begin DATA PROVIDED

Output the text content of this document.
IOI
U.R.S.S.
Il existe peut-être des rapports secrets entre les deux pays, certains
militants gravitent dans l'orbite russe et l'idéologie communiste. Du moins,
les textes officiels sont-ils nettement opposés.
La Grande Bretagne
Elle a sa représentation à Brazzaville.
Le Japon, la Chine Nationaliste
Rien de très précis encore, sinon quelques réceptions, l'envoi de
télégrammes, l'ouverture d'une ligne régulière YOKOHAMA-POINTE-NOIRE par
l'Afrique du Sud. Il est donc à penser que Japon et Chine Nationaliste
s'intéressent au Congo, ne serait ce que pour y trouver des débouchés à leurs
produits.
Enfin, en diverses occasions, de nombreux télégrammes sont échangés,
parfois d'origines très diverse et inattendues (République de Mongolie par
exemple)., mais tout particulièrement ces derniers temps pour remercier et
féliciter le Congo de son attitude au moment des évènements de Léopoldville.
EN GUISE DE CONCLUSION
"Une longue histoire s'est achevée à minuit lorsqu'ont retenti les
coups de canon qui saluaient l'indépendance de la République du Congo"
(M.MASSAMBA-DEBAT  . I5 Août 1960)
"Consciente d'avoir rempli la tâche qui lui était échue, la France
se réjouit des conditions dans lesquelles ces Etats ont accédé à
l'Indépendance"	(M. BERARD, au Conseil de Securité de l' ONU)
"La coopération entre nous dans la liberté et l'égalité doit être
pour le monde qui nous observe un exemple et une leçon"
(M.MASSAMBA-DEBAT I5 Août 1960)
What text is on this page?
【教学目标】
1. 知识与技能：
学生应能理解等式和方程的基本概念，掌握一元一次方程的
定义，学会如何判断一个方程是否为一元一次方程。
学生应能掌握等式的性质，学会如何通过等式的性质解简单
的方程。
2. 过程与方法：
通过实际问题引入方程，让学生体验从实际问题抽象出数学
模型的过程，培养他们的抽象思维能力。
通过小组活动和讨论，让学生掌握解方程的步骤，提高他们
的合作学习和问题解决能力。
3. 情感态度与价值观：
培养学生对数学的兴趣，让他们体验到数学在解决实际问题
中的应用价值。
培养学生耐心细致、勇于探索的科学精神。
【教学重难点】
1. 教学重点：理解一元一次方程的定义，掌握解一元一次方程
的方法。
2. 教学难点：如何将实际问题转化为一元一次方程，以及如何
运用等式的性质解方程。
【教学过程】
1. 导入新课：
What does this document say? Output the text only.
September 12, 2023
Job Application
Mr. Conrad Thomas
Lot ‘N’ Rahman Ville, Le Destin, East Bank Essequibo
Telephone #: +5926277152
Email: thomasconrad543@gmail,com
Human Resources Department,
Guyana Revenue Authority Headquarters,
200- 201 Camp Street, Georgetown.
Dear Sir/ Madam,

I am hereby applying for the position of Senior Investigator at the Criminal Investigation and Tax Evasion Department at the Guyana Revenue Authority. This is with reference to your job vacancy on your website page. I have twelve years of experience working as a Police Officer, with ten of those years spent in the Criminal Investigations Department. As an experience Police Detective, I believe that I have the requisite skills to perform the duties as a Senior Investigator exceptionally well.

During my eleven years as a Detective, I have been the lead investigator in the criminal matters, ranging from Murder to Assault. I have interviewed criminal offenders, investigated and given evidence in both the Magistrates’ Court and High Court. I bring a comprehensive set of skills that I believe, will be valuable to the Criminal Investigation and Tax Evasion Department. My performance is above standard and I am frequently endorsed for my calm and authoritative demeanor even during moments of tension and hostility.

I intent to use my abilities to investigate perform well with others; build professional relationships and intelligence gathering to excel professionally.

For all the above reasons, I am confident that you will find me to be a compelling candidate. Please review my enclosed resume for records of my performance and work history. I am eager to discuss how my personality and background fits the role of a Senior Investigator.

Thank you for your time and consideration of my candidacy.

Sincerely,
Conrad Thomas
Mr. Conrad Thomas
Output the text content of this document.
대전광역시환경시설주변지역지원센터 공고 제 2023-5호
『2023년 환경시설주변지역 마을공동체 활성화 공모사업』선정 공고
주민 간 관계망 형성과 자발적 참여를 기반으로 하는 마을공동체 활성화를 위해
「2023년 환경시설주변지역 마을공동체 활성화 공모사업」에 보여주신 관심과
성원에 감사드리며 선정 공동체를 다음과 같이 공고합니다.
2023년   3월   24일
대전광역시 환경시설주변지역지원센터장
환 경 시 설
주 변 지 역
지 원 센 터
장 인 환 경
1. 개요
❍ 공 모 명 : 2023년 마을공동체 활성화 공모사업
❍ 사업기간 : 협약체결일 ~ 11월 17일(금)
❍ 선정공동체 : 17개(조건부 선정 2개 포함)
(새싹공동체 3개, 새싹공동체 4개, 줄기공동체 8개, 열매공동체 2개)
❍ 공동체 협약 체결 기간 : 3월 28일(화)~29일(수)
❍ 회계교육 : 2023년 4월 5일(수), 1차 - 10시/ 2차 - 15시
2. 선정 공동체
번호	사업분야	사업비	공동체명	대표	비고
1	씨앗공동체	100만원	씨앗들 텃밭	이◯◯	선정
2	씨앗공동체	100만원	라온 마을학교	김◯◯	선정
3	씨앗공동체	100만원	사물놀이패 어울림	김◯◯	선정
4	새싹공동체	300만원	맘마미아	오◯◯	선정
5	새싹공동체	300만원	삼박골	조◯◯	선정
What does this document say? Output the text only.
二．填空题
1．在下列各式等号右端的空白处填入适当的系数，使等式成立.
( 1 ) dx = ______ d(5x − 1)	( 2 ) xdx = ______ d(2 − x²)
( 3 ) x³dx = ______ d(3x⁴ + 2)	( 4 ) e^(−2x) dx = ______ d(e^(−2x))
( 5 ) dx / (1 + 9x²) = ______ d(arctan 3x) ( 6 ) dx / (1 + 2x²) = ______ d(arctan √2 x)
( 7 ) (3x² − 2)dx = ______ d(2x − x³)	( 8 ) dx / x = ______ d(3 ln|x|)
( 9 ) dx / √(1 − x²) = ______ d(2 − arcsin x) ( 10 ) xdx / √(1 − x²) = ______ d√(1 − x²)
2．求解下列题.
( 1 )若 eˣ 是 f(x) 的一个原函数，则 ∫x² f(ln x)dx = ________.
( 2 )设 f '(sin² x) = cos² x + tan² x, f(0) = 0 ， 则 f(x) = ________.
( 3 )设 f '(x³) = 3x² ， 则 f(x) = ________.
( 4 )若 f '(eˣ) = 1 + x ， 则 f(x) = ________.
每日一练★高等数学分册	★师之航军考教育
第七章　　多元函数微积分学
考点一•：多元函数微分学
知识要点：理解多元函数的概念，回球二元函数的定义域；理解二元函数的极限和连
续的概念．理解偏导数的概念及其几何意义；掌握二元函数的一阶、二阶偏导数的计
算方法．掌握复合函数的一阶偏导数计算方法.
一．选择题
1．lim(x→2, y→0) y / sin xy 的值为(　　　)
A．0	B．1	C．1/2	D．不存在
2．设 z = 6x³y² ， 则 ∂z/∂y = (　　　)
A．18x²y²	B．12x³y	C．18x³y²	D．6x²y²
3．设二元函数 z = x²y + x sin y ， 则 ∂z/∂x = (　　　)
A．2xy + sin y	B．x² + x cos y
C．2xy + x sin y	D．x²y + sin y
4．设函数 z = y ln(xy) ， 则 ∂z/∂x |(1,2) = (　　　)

end DATA PROVIDED

> [JOB] From the records above, extract every entry exactly as given.

> [EXERCISE SOLUTION]
Output the text content of this document.
IOI
U.R.S.S.
Il existe peut-être des rapports secrets entre les deux pays, certains
militants gravitent dans l'orbite russe et l'idéologie communiste. Du moins,
les textes officiels sont-ils nettement opposés.
La Grande Bretagne
Elle a sa représentation à Brazzaville.
Le Japon, la Chine Nationaliste
Rien de très précis encore, sinon quelques réceptions, l'envoi de
télégrammes, l'ouverture d'une ligne régulière YOKOHAMA-POINTE-NOIRE par
l'Afrique du Sud. Il est donc à penser que Japon et Chine Nationaliste
s'intéressent au Congo, ne serait ce que pour y trouver des débouchés à leurs
produits.
Enfin, en diverses occasions, de nombreux télégrammes sont échangés,
parfois d'origines très diverse et inattendues (République de Mongolie par
exemple)., mais tout particulièrement ces derniers temps pour remercier et
féliciter le Congo de son attitude au moment des évènements de Léopoldville.
EN GUISE DE CONCLUSION
"Une longue histoire s'est achevée à minuit lorsqu'ont retenti les
coups de canon qui saluaient l'indépendance de la République du Congo"
(M.MASSAMBA-DEBAT  . I5 Août 1960)
"Consciente d'avoir rempli la tâche qui lui était échue, la France
se réjouit des conditions dans lesquelles ces Etats ont accédé à
l'Indépendance"	(M. BERARD, au Conseil de Securité de l' ONU)
"La coopération entre nous dans la liberté et l'égalité doit être
pour le monde qui nous observe un exemple et une leçon"
(M.MASSAMBA-DEBAT I5 Août 1960)
What text is on this page?
【教学目标】
1. 知识与技能：
学生应能理解等式和方程的基本概念，掌握一元一次方程的
定义，学会如何判断一个方程是否为一元一次方程。
学生应能掌握等式的性质，学会如何通过等式的性质解简单
的方程。
2. 过程与方法：
通过实际问题引入方程，让学生体验从实际问题抽象出数学
模型的过程，培养他们的抽象思维能力。
通过小组活动和讨论，让学生掌握解方程的步骤，提高他们
的合作学习和问题解决能力。
3. 情感态度与价值观：
培养学生对数学的兴趣，让他们体验到数学在解决实际问题
中的应用价值。
培养学生耐心细致、勇于探索的科学精神。
【教学重难点】
1. 教学重点：理解一元一次方程的定义，掌握解一元一次方程
的方法。
2. 教学难点：如何将实际问题转化为一元一次方程，以及如何
运用等式的性质解方程。
【教学过程】
1. 导入新课：
What does this document say? Output the text only.
September 12, 2023
Job Application
Mr. Conrad Thomas
Lot ‘N’ Rahman Ville, Le Destin, East Bank Essequibo
Telephone #: +5926277152
Email: thomasconrad543@gmail,com
Human Resources Department,
Guyana Revenue Authority Headquarters,
200- 201 Camp Street, Georgetown.
Dear Sir/ Madam,

I am hereby applying for the position of Senior Investigator at the Criminal Investigation and Tax Evasion Department at the Guyana Revenue Authority. This is with reference to your job vacancy on your website page. I have twelve years of experience working as a Police Officer, with ten of those years spent in the Criminal Investigations Department. As an experience Police Detective, I believe that I have the requisite skills to perform the duties as a Senior Investigator exceptionally well.

During my eleven years as a Detective, I have been the lead investigator in the criminal matters, ranging from Murder to Assault. I have interviewed criminal offenders, investigated and given evidence in both the Magistrates’ Court and High Court. I bring a comprehensive set of skills that I believe, will be valuable to the Criminal Investigation and Tax Evasion Department. My performance is above standard and I am frequently endorsed for my calm and authoritative demeanor even during moments of tension and hostility.

I intent to use my abilities to investigate perform well with others; build professional relationships and intelligence gathering to excel professionally.

For all the above reasons, I am confident that you will find me to be a compelling candidate. Please review my enclosed resume for records of my performance and work history. I am eager to discuss how my personality and background fits the role of a Senior Investigator.

Thank you for your time and consideration of my candidacy.

Sincerely,
Conrad Thomas
Mr. Conrad Thomas
Output the text content of this document.
대전광역시환경시설주변지역지원센터 공고 제 2023-5호
『2023년 환경시설주변지역 마을공동체 활성화 공모사업』선정 공고
주민 간 관계망 형성과 자발적 참여를 기반으로 하는 마을공동체 활성화를 위해
「2023년 환경시설주변지역 마을공동체 활성화 공모사업」에 보여주신 관심과
성원에 감사드리며 선정 공동체를 다음과 같이 공고합니다.
2023년   3월   24일
대전광역시 환경시설주변지역지원센터장
환 경 시 설
주 변 지 역
지 원 센 터
장 인 환 경
1. 개요
❍ 공 모 명 : 2023년 마을공동체 활성화 공모사업
❍ 사업기간 : 협약체결일 ~ 11월 17일(금)
❍ 선정공동체 : 17개(조건부 선정 2개 포함)
(새싹공동체 3개, 새싹공동체 4개, 줄기공동체 8개, 열매공동체 2개)
❍ 공동체 협약 체결 기간 : 3월 28일(화)~29일(수)
❍ 회계교육 : 2023년 4월 5일(수), 1차 - 10시/ 2차 - 15시
2. 선정 공동체
번호	사업분야	사업비	공동체명	대표	비고
1	씨앗공동체	100만원	씨앗들 텃밭	이◯◯	선정
2	씨앗공동체	100만원	라온 마을학교	김◯◯	선정
3	씨앗공동체	100만원	사물놀이패 어울림	김◯◯	선정
4	새싹공동체	300만원	맘마미아	오◯◯	선정
5	새싹공동체	300만원	삼박골	조◯◯	선정
What does this document say? Output the text only.
二．填空题
1．在下列各式等号右端的空白处填入适当的系数，使等式成立.
( 1 ) dx = ______ d(5x − 1)	( 2 ) xdx = ______ d(2 − x²)
( 3 ) x³dx = ______ d(3x⁴ + 2)	( 4 ) e^(−2x) dx = ______ d(e^(−2x))
( 5 ) dx / (1 + 9x²) = ______ d(arctan 3x) ( 6 ) dx / (1 + 2x²) = ______ d(arctan √2 x)
( 7 ) (3x² − 2)dx = ______ d(2x − x³)	( 8 ) dx / x = ______ d(3 ln|x|)
( 9 ) dx / √(1 − x²) = ______ d(2 − arcsin x) ( 10 ) xdx / √(1 − x²) = ______ d√(1 − x²)
2．求解下列题.
( 1 )若 eˣ 是 f(x) 的一个原函数，则 ∫x² f(ln x)dx = ________.
( 2 )设 f '(sin² x) = cos² x + tan² x, f(0) = 0 ， 则 f(x) = ________.
( 3 )设 f '(x³) = 3x² ， 则 f(x) = ________.
( 4 )若 f '(eˣ) = 1 + x ， 则 f(x) = ________.
每日一练★高等数学分册	★师之航军考教育
第七章　　多元函数微积分学
考点一•：多元函数微分学
知识要点：理解多元函数的概念，回球二元函数的定义域；理解二元函数的极限和连
续的概念．理解偏导数的概念及其几何意义；掌握二元函数的一阶、二阶偏导数的计
算方法．掌握复合函数的一阶偏导数计算方法.
一．选择题
1．lim(x→2, y→0) y / sin xy 的值为(　　　)
A．0	B．1	C．1/2	D．不存在
2．设 z = 6x³y² ， 则 ∂z/∂y = (　　　)
A．18x²y²	B．12x³y	C．18x³y²	D．6x²y²
3．设二元函数 z = x²y + x sin y ， 则 ∂z/∂x = (　　　)
A．2xy + sin y	B．x² + x cos y
C．2xy + x sin y	D．x²y + sin y
4．设函数 z = y ln(xy) ， 则 ∂z/∂x |(1,2) = (　　　)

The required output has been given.